WRITTEN PROBLEM — From the entries that follow, gather each line holding the word "path".

(Extracted data entries)
====
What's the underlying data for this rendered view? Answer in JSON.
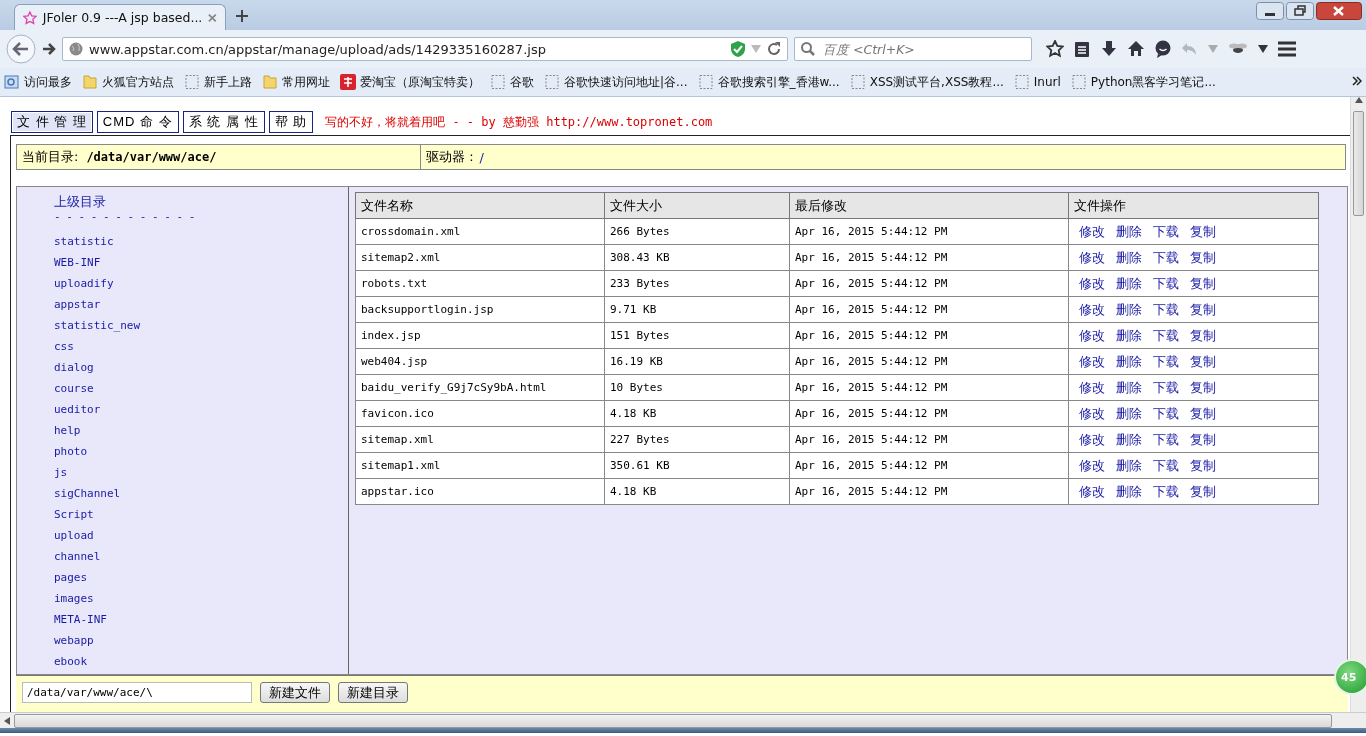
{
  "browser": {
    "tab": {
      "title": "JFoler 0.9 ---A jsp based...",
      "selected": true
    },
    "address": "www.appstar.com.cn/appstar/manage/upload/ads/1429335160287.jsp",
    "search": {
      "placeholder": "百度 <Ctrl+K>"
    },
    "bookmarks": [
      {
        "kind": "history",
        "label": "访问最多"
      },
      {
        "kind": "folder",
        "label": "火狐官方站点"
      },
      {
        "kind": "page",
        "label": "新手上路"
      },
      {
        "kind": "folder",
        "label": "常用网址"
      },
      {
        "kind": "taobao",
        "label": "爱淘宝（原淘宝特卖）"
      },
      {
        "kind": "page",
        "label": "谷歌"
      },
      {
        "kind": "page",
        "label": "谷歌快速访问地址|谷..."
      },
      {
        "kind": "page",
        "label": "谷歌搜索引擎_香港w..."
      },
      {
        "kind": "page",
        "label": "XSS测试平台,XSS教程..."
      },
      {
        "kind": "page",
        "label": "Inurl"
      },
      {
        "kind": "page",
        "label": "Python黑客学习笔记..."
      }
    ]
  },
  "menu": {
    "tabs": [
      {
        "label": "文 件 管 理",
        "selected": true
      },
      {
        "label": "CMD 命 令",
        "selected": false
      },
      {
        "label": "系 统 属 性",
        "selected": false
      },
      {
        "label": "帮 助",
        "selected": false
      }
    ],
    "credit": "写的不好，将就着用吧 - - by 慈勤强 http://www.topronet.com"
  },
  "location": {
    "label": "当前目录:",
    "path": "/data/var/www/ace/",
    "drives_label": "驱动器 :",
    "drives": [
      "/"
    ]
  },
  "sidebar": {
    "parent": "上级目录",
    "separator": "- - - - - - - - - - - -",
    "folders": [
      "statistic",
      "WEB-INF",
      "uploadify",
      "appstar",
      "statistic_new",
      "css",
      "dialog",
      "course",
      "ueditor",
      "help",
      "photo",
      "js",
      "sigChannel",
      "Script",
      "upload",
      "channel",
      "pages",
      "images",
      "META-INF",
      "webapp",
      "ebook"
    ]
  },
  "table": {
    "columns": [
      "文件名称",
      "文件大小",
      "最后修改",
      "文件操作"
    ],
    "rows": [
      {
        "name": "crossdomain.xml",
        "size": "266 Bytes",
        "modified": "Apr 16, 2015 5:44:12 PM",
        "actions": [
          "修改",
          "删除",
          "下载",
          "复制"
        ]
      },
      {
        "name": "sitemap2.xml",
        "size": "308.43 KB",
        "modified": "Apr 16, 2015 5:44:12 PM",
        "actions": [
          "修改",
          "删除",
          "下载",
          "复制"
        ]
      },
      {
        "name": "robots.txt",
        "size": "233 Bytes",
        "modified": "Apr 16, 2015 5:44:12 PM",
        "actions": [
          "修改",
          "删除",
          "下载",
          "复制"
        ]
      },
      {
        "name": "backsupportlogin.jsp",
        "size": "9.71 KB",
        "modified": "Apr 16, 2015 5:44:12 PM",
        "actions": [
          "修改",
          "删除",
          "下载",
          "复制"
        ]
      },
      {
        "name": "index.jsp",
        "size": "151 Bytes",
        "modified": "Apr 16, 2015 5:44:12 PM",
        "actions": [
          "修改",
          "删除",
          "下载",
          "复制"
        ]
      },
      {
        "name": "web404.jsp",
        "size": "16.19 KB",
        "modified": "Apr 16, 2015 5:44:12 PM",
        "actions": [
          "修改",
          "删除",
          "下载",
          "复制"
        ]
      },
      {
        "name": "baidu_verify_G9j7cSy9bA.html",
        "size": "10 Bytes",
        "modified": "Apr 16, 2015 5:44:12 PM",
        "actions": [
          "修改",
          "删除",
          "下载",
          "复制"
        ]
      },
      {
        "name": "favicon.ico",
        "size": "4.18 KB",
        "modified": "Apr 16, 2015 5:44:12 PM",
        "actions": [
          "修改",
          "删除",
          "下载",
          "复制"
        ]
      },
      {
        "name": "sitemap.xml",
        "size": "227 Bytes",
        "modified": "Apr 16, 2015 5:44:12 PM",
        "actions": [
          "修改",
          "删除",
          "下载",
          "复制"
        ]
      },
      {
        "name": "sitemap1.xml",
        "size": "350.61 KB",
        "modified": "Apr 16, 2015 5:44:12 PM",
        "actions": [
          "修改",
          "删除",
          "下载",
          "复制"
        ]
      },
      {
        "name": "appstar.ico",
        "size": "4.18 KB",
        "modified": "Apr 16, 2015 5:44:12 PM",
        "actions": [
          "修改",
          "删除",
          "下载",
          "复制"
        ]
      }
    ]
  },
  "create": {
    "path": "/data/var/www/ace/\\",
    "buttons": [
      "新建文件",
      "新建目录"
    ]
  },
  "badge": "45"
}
====
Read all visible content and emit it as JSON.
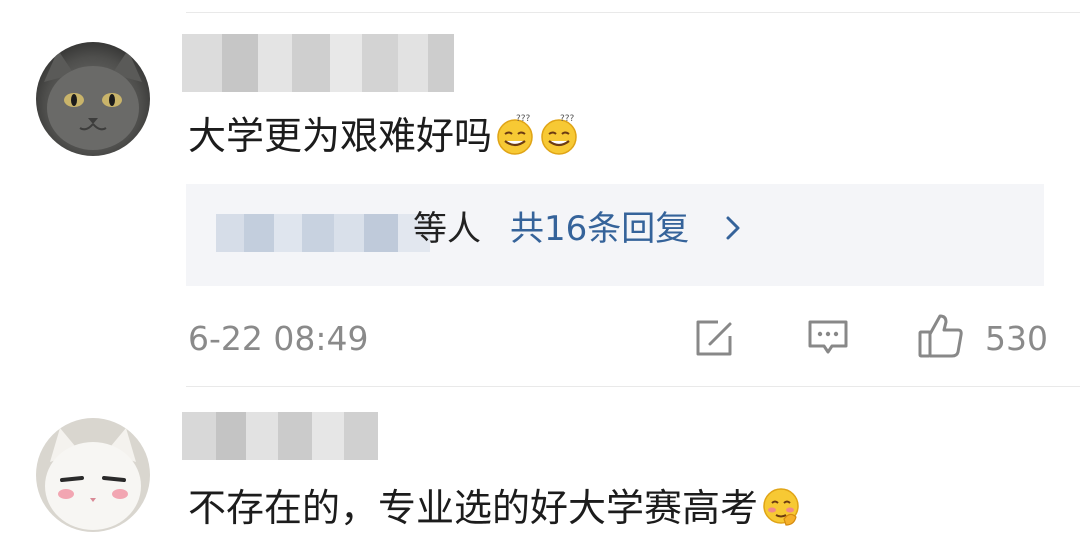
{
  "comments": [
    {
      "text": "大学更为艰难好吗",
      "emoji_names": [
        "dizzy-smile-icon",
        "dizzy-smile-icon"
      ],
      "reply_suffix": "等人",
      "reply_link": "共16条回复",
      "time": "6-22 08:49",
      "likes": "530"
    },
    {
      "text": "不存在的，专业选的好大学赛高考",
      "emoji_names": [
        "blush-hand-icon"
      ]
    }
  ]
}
====
SOLUTION TO THE PROBLEM —
    "path": "/data/var/www/ace/",
    "path": "/data/var/www/ace/\\",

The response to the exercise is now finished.